§ PROBLEM REQUIREMENTS: Reproduce the material in full, exactly as written.

[Begin INPUT ROWS]

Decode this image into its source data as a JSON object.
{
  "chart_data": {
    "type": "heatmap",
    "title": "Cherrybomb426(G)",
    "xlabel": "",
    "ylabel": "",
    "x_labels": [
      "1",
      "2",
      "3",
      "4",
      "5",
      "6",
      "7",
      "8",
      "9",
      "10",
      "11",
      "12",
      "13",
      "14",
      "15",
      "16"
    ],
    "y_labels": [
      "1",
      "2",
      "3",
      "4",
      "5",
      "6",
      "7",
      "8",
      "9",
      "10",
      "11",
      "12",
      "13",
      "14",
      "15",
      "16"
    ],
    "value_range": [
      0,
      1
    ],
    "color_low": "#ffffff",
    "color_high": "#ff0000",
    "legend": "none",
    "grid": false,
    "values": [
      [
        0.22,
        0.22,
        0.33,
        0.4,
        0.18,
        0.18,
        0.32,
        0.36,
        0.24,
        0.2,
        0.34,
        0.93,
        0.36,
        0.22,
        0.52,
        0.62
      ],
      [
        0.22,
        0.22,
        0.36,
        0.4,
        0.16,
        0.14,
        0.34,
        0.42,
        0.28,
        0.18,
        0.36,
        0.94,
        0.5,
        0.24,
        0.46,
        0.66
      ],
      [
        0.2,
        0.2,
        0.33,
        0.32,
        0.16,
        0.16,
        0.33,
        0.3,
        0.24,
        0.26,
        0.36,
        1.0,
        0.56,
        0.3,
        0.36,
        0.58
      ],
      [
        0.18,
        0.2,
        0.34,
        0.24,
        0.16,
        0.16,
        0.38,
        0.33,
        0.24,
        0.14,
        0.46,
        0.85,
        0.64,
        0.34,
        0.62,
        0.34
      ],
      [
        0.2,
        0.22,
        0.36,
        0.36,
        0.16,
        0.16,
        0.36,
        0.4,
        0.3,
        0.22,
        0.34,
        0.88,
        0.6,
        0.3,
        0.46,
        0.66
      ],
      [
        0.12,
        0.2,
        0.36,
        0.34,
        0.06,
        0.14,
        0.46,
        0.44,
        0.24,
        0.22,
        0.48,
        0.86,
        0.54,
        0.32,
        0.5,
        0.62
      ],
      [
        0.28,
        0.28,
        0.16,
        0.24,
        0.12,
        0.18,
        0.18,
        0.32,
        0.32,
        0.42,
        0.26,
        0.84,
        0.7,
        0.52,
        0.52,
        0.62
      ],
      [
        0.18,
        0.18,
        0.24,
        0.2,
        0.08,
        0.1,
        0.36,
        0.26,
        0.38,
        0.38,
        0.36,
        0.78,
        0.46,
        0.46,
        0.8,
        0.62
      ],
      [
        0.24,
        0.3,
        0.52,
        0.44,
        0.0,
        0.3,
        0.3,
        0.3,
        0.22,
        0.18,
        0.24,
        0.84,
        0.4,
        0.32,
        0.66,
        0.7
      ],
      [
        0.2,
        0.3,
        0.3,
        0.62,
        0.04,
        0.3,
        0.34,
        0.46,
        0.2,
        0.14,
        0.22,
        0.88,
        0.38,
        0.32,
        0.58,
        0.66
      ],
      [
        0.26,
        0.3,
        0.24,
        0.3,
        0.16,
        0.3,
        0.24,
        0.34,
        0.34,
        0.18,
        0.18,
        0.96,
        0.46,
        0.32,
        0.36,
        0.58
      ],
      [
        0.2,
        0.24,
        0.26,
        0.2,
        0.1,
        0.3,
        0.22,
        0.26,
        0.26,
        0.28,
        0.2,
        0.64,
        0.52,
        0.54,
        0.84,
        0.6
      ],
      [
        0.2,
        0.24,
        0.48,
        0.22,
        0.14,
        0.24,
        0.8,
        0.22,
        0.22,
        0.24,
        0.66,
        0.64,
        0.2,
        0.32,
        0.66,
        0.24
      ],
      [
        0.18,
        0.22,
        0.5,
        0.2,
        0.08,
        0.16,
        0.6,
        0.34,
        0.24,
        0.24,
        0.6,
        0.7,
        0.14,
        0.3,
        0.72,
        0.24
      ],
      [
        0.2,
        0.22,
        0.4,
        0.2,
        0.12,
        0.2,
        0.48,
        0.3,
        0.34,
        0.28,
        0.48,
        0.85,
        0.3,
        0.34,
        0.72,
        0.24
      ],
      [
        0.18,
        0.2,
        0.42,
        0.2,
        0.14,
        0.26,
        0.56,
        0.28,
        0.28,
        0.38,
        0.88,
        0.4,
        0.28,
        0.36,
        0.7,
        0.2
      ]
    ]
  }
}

[End INPUT ROWS]

§ ANSWER FOR THE TASK:
Decode this image into its source data as a JSON object.
{
  "chart_data": {
    "type": "heatmap",
    "title": "Cherrybomb426(G)",
    "xlabel": "",
    "ylabel": "",
    "x_labels": [
      "1",
      "2",
      "3",
      "4",
      "5",
      "6",
      "7",
      "8",
      "9",
      "10",
      "11",
      "12",
      "13",
      "14",
      "15",
      "16"
    ],
    "y_labels": [
      "1",
      "2",
      "3",
      "4",
      "5",
      "6",
      "7",
      "8",
      "9",
      "10",
      "11",
      "12",
      "13",
      "14",
      "15",
      "16"
    ],
    "value_range": [
      0,
      1
    ],
    "color_low": "#ffffff",
    "color_high": "#ff0000",
    "legend": "none",
    "grid": false,
    "values": [
      [
        0.22,
        0.22,
        0.33,
        0.4,
        0.18,
        0.18,
        0.32,
        0.36,
        0.24,
        0.2,
        0.34,
        0.93,
        0.36,
        0.22,
        0.52,
        0.62
      ],
      [
        0.22,
        0.22,
        0.36,
        0.4,
        0.16,
        0.14,
        0.34,
        0.42,
        0.28,
        0.18,
        0.36,
        0.94,
        0.5,
        0.24,
        0.46,
        0.66
      ],
      [
        0.2,
        0.2,
        0.33,
        0.32,
        0.16,
        0.16,
        0.33,
        0.3,
        0.24,
        0.26,
        0.36,
        1.0,
        0.56,
        0.3,
        0.36,
        0.58
      ],
      [
        0.18,
        0.2,
        0.34,
        0.24,
        0.16,
        0.16,
        0.38,
        0.33,
        0.24,
        0.14,
        0.46,
        0.85,
        0.64,
        0.34,
        0.62,
        0.34
      ],
      [
        0.2,
        0.22,
        0.36,
        0.36,
        0.16,
        0.16,
        0.36,
        0.4,
        0.3,
        0.22,
        0.34,
        0.88,
        0.6,
        0.3,
        0.46,
        0.66
      ],
      [
        0.12,
        0.2,
        0.36,
        0.34,
        0.06,
        0.14,
        0.46,
        0.44,
        0.24,
        0.22,
        0.48,
        0.86,
        0.54,
        0.32,
        0.5,
        0.62
      ],
      [
        0.28,
        0.28,
        0.16,
        0.24,
        0.12,
        0.18,
        0.18,
        0.32,
        0.32,
        0.42,
        0.26,
        0.84,
        0.7,
        0.52,
        0.52,
        0.62
      ],
      [
        0.18,
        0.18,
        0.24,
        0.2,
        0.08,
        0.1,
        0.36,
        0.26,
        0.38,
        0.38,
        0.36,
        0.78,
        0.46,
        0.46,
        0.8,
        0.62
      ],
      [
        0.24,
        0.3,
        0.52,
        0.44,
        0.0,
        0.3,
        0.3,
        0.3,
        0.22,
        0.18,
        0.24,
        0.84,
        0.4,
        0.32,
        0.66,
        0.7
      ],
      [
        0.2,
        0.3,
        0.3,
        0.62,
        0.04,
        0.3,
        0.34,
        0.46,
        0.2,
        0.14,
        0.22,
        0.88,
        0.38,
        0.32,
        0.58,
        0.66
      ],
      [
        0.26,
        0.3,
        0.24,
        0.3,
        0.16,
        0.3,
        0.24,
        0.34,
        0.34,
        0.18,
        0.18,
        0.96,
        0.46,
        0.32,
        0.36,
        0.58
      ],
      [
        0.2,
        0.24,
        0.26,
        0.2,
        0.1,
        0.3,
        0.22,
        0.26,
        0.26,
        0.28,
        0.2,
        0.64,
        0.52,
        0.54,
        0.84,
        0.6
      ],
      [
        0.2,
        0.24,
        0.48,
        0.22,
        0.14,
        0.24,
        0.8,
        0.22,
        0.22,
        0.24,
        0.66,
        0.64,
        0.2,
        0.32,
        0.66,
        0.24
      ],
      [
        0.18,
        0.22,
        0.5,
        0.2,
        0.08,
        0.16,
        0.6,
        0.34,
        0.24,
        0.24,
        0.6,
        0.7,
        0.14,
        0.3,
        0.72,
        0.24
      ],
      [
        0.2,
        0.22,
        0.4,
        0.2,
        0.12,
        0.2,
        0.48,
        0.3,
        0.34,
        0.28,
        0.48,
        0.85,
        0.3,
        0.34,
        0.72,
        0.24
      ],
      [
        0.18,
        0.2,
        0.42,
        0.2,
        0.14,
        0.26,
        0.56,
        0.28,
        0.28,
        0.38,
        0.88,
        0.4,
        0.28,
        0.36,
        0.7,
        0.2
      ]
    ]
  }
}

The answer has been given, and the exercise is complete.